▶ Job:
Reproduce the listing below exactly, minus its pictures.

==== Raw records ====

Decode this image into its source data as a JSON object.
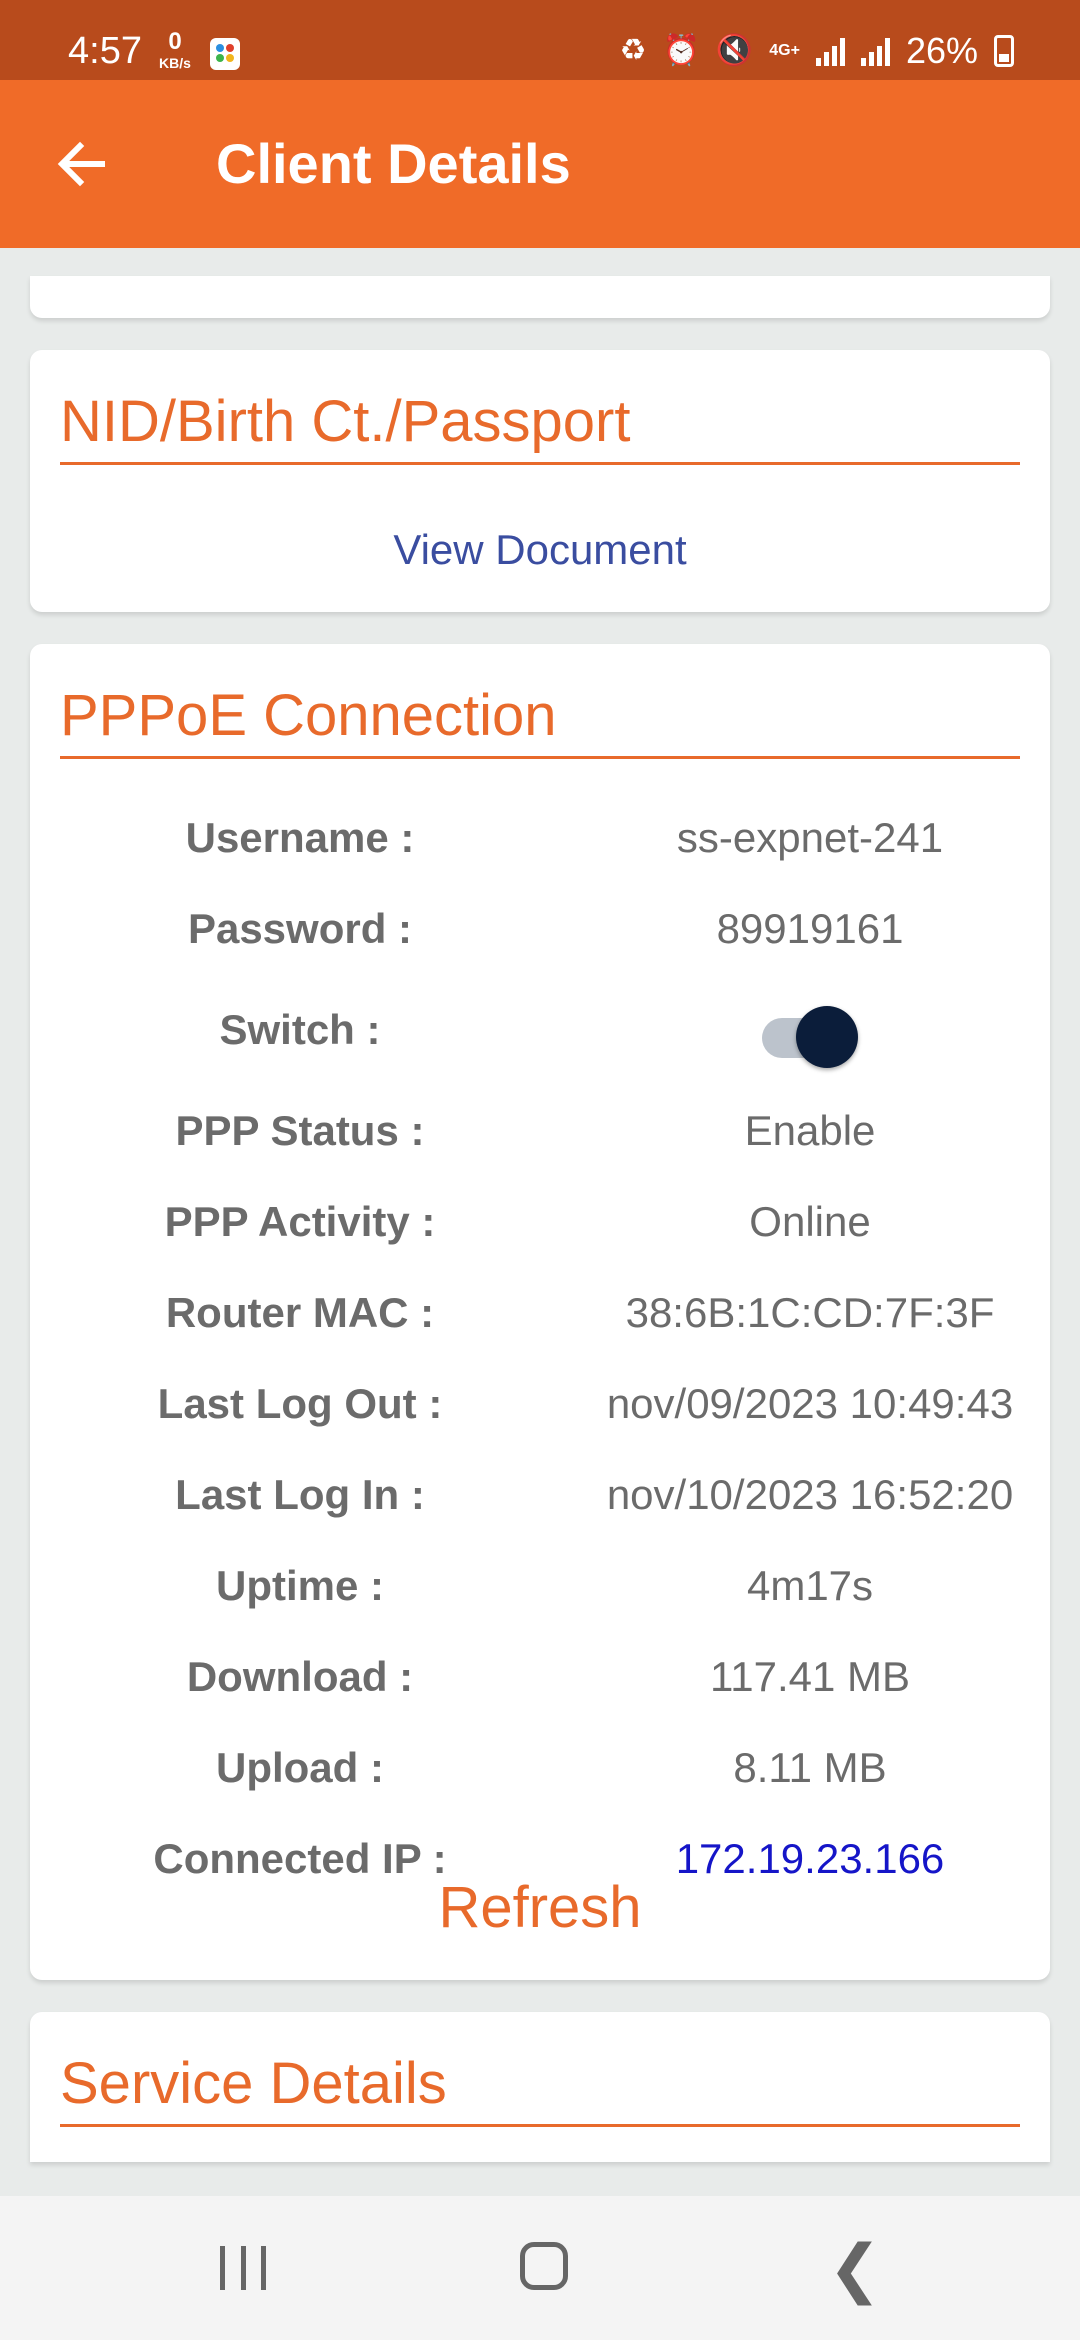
{
  "status_bar": {
    "time": "4:57",
    "net_speed_value": "0",
    "net_speed_unit": "KB/s",
    "network_type": "4G+",
    "battery": "26%"
  },
  "app_bar": {
    "title": "Client Details",
    "back_icon": "arrow-left-icon"
  },
  "nid_section": {
    "heading": "NID/Birth Ct./Passport",
    "link": "View Document"
  },
  "pppoe_section": {
    "heading": "PPPoE Connection",
    "rows": [
      {
        "label": "Username :",
        "value": "ss-expnet-241"
      },
      {
        "label": "Password :",
        "value": "89919161"
      },
      {
        "label": "Switch :",
        "value": "on"
      },
      {
        "label": "PPP Status :",
        "value": "Enable"
      },
      {
        "label": "PPP Activity :",
        "value": "Online"
      },
      {
        "label": "Router MAC :",
        "value": "38:6B:1C:CD:7F:3F"
      },
      {
        "label": "Last Log Out :",
        "value": "nov/09/2023 10:49:43"
      },
      {
        "label": "Last Log In :",
        "value": "nov/10/2023 16:52:20"
      },
      {
        "label": "Uptime :",
        "value": "4m17s"
      },
      {
        "label": "Download :",
        "value": "117.41 MB"
      },
      {
        "label": "Upload :",
        "value": "8.11 MB"
      },
      {
        "label": "Connected IP :",
        "value": "172.19.23.166"
      }
    ],
    "refresh_label": "Refresh"
  },
  "service_section": {
    "heading": "Service Details"
  },
  "colors": {
    "status_bar": "#b84b1c",
    "app_bar": "#f06b28",
    "heading": "#e86a2b",
    "link": "#3a4da0",
    "ip": "#1515c8",
    "toggle_thumb": "#0b1d3a"
  }
}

====

▶ The completed task:
Decode this image into its source data as a JSON object.
{
  "status_bar": {
    "time": "4:57",
    "net_speed_value": "0",
    "net_speed_unit": "KB/s",
    "network_type": "4G+",
    "battery": "26%"
  },
  "app_bar": {
    "title": "Client Details",
    "back_icon": "arrow-left-icon"
  },
  "nid_section": {
    "heading": "NID/Birth Ct./Passport",
    "link": "View Document"
  },
  "pppoe_section": {
    "heading": "PPPoE Connection",
    "rows": [
      {
        "label": "Username :",
        "value": "ss-expnet-241"
      },
      {
        "label": "Password :",
        "value": "89919161"
      },
      {
        "label": "Switch :",
        "value": "on"
      },
      {
        "label": "PPP Status :",
        "value": "Enable"
      },
      {
        "label": "PPP Activity :",
        "value": "Online"
      },
      {
        "label": "Router MAC :",
        "value": "38:6B:1C:CD:7F:3F"
      },
      {
        "label": "Last Log Out :",
        "value": "nov/09/2023 10:49:43"
      },
      {
        "label": "Last Log In :",
        "value": "nov/10/2023 16:52:20"
      },
      {
        "label": "Uptime :",
        "value": "4m17s"
      },
      {
        "label": "Download :",
        "value": "117.41 MB"
      },
      {
        "label": "Upload :",
        "value": "8.11 MB"
      },
      {
        "label": "Connected IP :",
        "value": "172.19.23.166"
      }
    ],
    "refresh_label": "Refresh"
  },
  "service_section": {
    "heading": "Service Details"
  },
  "colors": {
    "status_bar": "#b84b1c",
    "app_bar": "#f06b28",
    "heading": "#e86a2b",
    "link": "#3a4da0",
    "ip": "#1515c8",
    "toggle_thumb": "#0b1d3a"
  }
}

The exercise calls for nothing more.